Stored records

---

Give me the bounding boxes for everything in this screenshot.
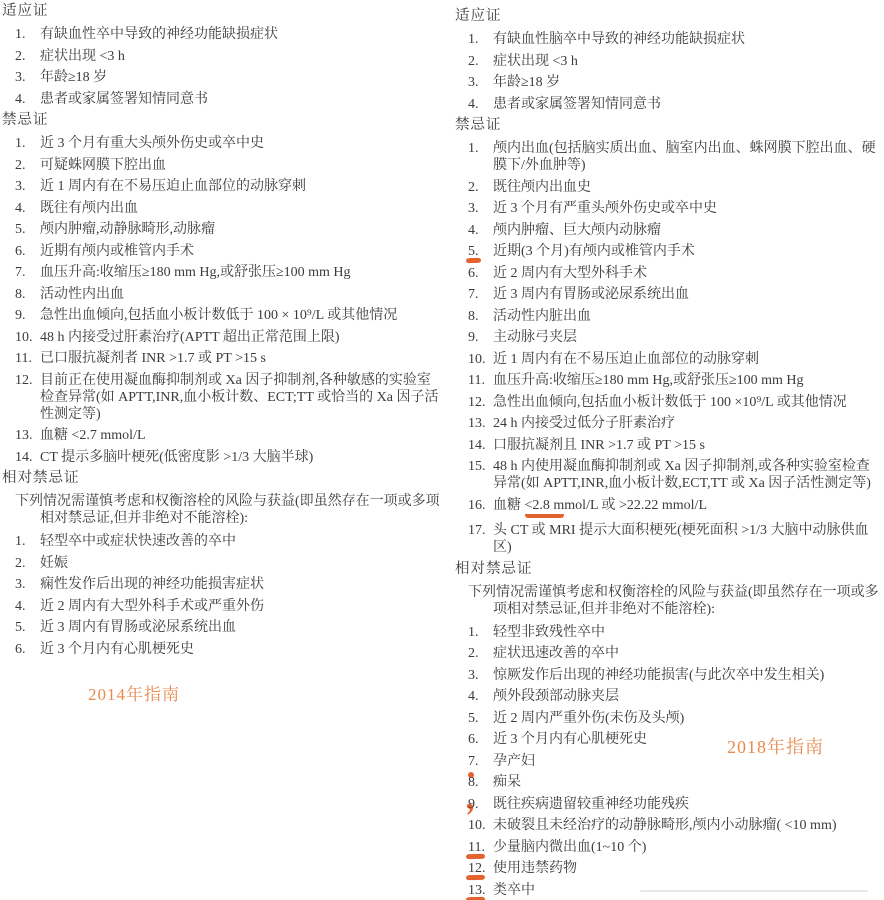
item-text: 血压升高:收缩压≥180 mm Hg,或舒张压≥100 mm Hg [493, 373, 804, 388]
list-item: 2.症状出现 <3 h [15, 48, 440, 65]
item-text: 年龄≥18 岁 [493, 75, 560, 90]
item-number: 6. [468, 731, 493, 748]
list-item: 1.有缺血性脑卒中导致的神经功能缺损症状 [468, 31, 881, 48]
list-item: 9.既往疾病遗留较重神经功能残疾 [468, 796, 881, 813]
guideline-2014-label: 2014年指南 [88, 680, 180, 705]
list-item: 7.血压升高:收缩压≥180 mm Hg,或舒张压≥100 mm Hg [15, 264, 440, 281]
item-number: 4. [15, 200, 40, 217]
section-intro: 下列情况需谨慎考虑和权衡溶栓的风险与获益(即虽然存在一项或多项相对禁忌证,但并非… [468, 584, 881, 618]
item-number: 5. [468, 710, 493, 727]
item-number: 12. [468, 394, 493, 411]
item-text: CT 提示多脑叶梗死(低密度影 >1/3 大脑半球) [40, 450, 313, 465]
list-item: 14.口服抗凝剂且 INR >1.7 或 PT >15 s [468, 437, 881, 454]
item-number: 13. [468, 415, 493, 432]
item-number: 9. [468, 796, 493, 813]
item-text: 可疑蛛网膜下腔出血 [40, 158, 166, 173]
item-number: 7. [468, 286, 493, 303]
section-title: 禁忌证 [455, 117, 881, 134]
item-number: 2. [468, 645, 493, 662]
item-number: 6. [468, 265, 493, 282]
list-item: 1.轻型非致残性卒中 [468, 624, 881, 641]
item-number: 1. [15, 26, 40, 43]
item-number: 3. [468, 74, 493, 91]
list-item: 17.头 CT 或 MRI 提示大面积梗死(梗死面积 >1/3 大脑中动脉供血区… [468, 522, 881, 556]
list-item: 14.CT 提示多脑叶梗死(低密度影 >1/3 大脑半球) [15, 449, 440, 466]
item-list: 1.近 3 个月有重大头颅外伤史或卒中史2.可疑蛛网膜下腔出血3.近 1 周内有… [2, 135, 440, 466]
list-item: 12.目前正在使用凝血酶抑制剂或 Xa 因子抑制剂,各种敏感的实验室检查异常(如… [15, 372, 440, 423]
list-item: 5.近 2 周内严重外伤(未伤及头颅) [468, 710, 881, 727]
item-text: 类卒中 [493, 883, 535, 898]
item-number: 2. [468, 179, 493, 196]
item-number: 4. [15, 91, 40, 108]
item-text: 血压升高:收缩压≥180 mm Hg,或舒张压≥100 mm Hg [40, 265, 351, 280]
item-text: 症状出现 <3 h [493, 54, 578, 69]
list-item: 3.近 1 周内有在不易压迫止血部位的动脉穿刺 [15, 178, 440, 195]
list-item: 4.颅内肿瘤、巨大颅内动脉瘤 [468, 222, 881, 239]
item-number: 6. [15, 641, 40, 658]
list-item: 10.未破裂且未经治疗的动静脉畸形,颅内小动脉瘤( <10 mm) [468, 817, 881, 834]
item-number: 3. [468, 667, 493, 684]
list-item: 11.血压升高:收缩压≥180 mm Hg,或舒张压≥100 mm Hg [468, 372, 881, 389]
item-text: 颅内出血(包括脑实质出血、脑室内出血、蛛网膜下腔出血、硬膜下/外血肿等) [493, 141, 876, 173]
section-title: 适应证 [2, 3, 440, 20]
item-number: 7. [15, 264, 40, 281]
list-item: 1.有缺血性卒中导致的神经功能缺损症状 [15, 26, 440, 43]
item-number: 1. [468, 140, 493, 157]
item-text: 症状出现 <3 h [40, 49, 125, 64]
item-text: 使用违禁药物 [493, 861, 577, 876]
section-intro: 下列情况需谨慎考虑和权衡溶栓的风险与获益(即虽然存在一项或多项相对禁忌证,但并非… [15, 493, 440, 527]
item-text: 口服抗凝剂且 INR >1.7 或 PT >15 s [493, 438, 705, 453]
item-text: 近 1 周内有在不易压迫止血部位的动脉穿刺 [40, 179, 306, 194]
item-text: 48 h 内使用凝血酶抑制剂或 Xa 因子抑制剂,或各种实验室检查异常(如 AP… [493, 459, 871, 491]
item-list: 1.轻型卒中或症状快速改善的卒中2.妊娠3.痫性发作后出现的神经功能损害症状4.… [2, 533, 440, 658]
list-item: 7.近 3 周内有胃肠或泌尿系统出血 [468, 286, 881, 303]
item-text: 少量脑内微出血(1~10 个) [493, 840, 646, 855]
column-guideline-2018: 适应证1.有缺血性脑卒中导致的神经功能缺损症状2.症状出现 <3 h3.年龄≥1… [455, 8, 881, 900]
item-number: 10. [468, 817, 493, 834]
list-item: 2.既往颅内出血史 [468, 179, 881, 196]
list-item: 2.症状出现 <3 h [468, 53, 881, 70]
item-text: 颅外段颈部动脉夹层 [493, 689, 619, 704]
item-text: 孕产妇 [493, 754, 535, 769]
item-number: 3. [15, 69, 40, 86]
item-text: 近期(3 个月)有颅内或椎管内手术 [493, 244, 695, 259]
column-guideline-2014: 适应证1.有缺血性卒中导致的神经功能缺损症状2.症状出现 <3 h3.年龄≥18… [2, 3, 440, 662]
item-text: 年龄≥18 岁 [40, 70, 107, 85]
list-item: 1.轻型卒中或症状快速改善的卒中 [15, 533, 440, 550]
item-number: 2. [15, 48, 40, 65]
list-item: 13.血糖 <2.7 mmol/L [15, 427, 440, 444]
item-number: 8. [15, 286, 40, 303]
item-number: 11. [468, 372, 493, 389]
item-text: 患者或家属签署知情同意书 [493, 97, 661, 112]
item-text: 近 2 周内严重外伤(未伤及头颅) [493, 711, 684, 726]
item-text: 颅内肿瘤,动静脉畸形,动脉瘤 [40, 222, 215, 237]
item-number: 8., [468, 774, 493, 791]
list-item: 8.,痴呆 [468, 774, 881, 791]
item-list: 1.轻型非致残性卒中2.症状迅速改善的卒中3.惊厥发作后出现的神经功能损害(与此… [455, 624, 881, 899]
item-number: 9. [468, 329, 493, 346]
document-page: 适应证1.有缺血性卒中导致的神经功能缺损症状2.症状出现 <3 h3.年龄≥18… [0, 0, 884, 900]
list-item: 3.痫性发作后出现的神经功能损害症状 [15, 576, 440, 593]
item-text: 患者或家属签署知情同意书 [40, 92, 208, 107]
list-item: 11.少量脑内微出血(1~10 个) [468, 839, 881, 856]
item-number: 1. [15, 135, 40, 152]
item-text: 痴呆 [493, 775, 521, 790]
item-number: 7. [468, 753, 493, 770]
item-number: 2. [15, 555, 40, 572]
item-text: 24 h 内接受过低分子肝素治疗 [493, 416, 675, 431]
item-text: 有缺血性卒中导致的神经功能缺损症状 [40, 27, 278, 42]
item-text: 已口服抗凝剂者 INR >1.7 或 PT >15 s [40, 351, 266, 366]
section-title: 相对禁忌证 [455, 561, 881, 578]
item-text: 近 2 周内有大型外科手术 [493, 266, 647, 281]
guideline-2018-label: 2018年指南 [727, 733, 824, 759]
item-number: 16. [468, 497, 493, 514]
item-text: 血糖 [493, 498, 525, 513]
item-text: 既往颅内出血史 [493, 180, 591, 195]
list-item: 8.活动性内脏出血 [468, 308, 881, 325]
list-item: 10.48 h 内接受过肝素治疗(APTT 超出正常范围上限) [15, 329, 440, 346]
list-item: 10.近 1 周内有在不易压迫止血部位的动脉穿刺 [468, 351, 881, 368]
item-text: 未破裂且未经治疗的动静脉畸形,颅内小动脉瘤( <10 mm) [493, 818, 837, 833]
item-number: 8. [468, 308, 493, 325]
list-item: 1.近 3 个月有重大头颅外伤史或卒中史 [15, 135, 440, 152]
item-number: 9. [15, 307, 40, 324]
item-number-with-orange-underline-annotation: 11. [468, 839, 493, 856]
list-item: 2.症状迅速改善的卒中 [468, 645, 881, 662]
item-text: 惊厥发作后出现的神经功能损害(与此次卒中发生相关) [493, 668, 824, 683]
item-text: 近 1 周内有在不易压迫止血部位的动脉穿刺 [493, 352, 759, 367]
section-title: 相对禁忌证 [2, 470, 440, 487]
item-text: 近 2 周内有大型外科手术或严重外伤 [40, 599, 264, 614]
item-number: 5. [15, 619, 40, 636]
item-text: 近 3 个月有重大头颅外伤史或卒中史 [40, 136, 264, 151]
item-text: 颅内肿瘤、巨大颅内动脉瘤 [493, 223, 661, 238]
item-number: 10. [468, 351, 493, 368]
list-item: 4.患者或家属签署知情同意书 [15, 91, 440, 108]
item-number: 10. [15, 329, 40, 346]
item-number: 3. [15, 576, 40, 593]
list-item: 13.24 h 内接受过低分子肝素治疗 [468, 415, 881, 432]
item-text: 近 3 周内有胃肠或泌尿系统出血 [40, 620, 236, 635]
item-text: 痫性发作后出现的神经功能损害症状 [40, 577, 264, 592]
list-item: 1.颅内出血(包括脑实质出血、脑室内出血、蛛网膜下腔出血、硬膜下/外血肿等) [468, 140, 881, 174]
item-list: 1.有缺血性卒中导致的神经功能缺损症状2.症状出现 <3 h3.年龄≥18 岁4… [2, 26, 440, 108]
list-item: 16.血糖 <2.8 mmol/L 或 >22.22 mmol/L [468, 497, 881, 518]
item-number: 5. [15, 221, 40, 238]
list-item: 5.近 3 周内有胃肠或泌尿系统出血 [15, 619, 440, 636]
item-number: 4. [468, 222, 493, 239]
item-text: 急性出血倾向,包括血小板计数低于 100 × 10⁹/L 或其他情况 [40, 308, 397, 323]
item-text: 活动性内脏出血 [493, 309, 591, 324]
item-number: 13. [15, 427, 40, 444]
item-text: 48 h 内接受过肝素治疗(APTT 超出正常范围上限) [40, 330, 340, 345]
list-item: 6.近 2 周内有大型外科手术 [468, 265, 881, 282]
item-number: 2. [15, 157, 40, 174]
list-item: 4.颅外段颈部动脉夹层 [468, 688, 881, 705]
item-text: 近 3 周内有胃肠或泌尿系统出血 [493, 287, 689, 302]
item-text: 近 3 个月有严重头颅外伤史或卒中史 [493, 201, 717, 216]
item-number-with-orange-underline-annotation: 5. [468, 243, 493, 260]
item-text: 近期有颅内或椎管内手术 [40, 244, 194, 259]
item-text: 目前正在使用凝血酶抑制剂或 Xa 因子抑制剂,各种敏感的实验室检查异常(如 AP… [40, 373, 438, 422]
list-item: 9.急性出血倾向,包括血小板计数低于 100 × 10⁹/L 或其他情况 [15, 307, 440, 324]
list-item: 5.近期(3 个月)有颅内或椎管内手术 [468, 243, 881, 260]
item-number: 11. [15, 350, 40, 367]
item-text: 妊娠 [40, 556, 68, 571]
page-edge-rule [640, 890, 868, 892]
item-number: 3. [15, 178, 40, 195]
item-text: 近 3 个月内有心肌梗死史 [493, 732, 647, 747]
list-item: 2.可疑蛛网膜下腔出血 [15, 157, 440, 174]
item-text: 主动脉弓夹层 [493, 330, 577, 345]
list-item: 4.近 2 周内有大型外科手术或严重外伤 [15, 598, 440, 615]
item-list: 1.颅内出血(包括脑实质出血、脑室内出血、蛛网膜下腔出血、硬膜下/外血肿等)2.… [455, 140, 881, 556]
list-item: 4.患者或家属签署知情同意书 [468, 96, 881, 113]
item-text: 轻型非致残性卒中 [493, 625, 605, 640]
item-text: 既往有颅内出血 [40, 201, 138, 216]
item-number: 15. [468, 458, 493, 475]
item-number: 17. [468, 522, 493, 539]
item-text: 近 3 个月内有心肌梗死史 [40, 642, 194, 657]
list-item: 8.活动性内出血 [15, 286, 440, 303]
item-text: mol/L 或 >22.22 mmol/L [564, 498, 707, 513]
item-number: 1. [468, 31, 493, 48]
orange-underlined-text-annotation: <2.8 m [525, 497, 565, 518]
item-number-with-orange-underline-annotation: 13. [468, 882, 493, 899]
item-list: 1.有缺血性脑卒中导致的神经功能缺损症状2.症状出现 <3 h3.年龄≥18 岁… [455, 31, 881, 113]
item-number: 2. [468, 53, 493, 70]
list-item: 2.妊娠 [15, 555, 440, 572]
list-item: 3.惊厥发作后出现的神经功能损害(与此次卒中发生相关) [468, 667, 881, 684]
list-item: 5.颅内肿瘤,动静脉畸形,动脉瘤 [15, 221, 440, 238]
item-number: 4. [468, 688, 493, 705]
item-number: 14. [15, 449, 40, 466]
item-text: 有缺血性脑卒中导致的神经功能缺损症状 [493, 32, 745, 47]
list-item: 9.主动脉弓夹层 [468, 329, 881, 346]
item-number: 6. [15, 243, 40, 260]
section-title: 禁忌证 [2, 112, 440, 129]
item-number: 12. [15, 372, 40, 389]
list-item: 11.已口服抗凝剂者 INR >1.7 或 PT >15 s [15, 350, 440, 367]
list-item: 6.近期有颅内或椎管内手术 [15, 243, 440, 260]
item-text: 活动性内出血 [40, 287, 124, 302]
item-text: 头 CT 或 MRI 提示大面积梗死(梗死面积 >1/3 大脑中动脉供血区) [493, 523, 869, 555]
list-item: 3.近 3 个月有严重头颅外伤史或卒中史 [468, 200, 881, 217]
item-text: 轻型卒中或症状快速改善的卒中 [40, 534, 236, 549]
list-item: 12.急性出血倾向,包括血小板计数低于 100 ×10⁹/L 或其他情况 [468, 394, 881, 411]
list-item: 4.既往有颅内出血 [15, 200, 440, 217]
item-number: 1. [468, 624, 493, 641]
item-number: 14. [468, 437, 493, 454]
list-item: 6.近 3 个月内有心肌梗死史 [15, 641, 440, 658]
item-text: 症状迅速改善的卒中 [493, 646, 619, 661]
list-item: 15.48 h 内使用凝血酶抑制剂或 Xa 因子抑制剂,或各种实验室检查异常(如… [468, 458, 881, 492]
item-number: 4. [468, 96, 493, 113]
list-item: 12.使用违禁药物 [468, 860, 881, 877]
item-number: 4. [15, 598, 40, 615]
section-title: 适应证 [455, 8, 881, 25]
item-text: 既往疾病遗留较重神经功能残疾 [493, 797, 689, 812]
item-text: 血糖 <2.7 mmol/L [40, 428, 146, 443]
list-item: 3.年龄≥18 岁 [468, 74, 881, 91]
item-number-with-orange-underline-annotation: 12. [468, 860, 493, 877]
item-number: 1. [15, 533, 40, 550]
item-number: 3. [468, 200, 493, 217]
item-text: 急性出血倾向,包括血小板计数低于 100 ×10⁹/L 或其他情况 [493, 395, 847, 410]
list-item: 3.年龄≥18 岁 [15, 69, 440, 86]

---

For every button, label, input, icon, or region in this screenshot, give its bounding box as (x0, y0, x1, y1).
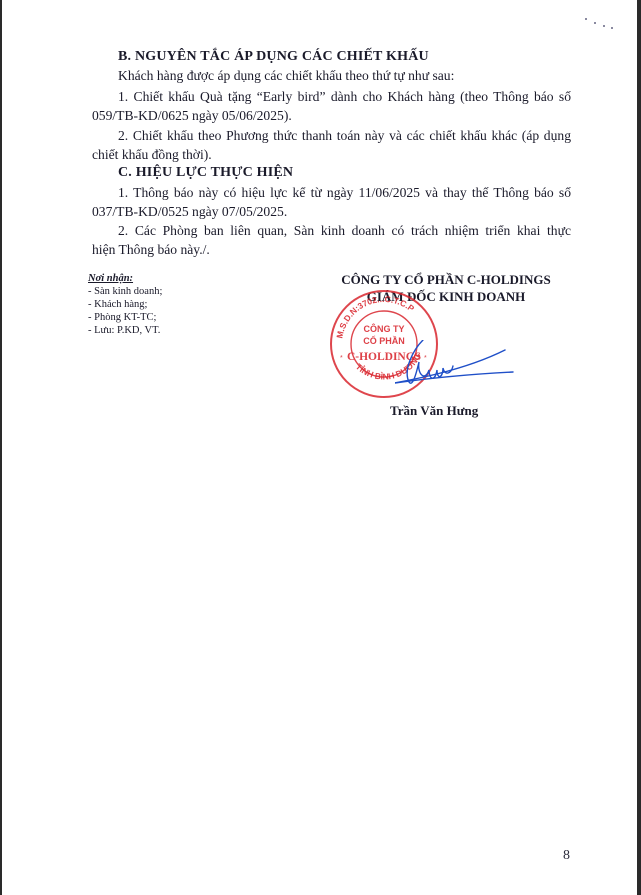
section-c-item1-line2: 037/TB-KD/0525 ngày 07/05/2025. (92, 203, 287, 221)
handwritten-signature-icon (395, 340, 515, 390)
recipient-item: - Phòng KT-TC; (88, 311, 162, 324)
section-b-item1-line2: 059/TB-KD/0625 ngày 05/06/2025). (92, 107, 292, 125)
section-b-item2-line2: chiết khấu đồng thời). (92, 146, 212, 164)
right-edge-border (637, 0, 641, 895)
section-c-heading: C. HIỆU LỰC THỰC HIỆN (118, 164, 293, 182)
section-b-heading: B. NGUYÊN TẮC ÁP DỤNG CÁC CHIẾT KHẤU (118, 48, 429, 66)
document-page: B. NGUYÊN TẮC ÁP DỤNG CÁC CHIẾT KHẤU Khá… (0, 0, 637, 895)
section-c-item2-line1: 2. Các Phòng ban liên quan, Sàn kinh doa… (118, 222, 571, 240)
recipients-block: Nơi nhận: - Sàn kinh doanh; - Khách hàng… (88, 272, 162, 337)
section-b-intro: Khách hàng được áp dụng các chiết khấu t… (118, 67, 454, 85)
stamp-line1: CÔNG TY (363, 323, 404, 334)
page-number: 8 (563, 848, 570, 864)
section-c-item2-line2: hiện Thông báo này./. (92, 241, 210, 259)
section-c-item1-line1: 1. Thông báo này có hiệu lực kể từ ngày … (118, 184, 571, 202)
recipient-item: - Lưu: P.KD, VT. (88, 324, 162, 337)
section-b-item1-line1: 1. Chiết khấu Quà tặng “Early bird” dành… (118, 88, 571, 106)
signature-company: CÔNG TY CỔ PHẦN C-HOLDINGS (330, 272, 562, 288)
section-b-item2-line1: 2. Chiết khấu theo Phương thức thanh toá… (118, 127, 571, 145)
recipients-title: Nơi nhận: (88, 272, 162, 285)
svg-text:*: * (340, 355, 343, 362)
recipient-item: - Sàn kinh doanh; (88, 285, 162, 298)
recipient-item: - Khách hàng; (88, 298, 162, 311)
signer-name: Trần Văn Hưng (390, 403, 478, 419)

---

__Problem to work on__
Filter the rows above, keeping every line that contains the string "各种敏感的实验室检查异常".

__Final answer__
list-item: 12.目前正在使用凝血酶抑制剂或 Xa 因子抑制剂,各种敏感的实验室检查异常(如… [15, 372, 440, 423]
item-text: 目前正在使用凝血酶抑制剂或 Xa 因子抑制剂,各种敏感的实验室检查异常(如 AP… [40, 373, 438, 422]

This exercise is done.